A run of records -
######

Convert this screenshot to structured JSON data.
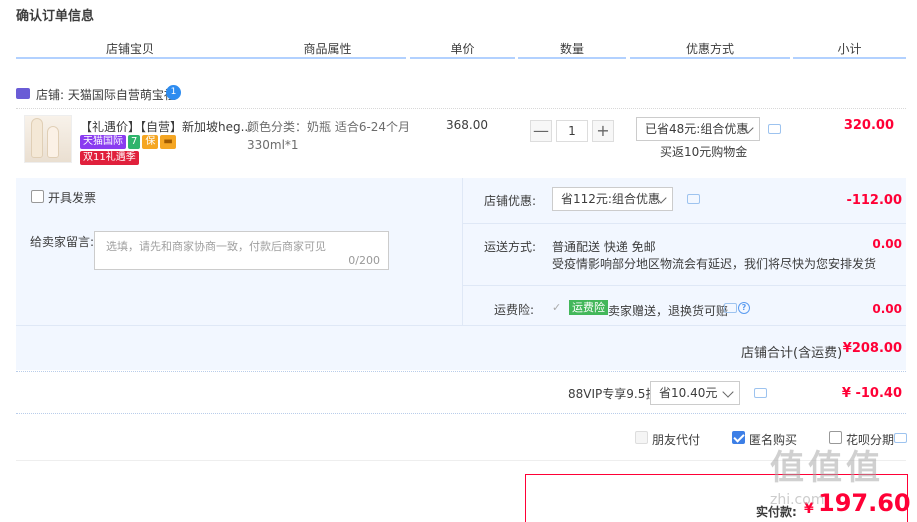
{
  "page_title": "确认订单信息",
  "columns": [
    "店铺宝贝",
    "商品属性",
    "单价",
    "数量",
    "优惠方式",
    "小计"
  ],
  "shop": {
    "label": "店铺: 天猫国际自营萌宝社",
    "badge": "1"
  },
  "product": {
    "title": "【礼遇价】【自营】新加坡heg...",
    "tags": [
      {
        "label": "天猫国际",
        "color": "#8a3cf0"
      },
      {
        "label": "7",
        "color": "#2fb46c"
      },
      {
        "label": "保",
        "color": "#f5a623"
      },
      {
        "label": "▬",
        "color": "#f5a623"
      }
    ],
    "tag2": "双11礼遇季",
    "attr": "颜色分类：奶瓶 适合6-24个月 330ml*1",
    "price": "368.00",
    "quantity": "1",
    "qty_minus": "—",
    "qty_plus": "+",
    "discount_select": "已省48元:组合优惠",
    "discount_note": "买返10元购物金",
    "subtotal": "320.00"
  },
  "invoice": {
    "label": "开具发票"
  },
  "message": {
    "label": "给卖家留言:",
    "placeholder": "选填，请先和商家协商一致，付款后商家可见",
    "counter": "0/200"
  },
  "shop_discount": {
    "label": "店铺优惠:",
    "select": "省112元:组合优惠",
    "value": "-112.00"
  },
  "shipping": {
    "label": "运送方式:",
    "method": "普通配送 快递 免邮",
    "notice": "受疫情影响部分地区物流会有延迟，我们将尽快为您安排发货",
    "value": "0.00"
  },
  "insurance": {
    "label": "运费险:",
    "badge": "运费险",
    "text": "卖家赠送，退换货可赔",
    "help": "?",
    "value": "0.00"
  },
  "shop_total": {
    "label": "店铺合计(含运费)",
    "value": "¥208.00"
  },
  "vip": {
    "label": "88VIP专享9.5折",
    "select": "省10.40元",
    "value": "¥ -10.40"
  },
  "options": {
    "friend_pay": "朋友代付",
    "anonymous": "匿名购买",
    "huabei": "花呗分期"
  },
  "final": {
    "label": "实付款:",
    "currency": "¥",
    "value": "197.60"
  },
  "watermark": "值值值",
  "watermark_site": "zhi.com"
}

######

WORK REQUIRED -
Where does the word "color" appear in the listing? List each line that holds it.

EXERCISE RESPONSE -
        "color": "#8a3cf0"
        "color": "#2fb46c"
        "color": "#f5a623"
        "color": "#f5a623"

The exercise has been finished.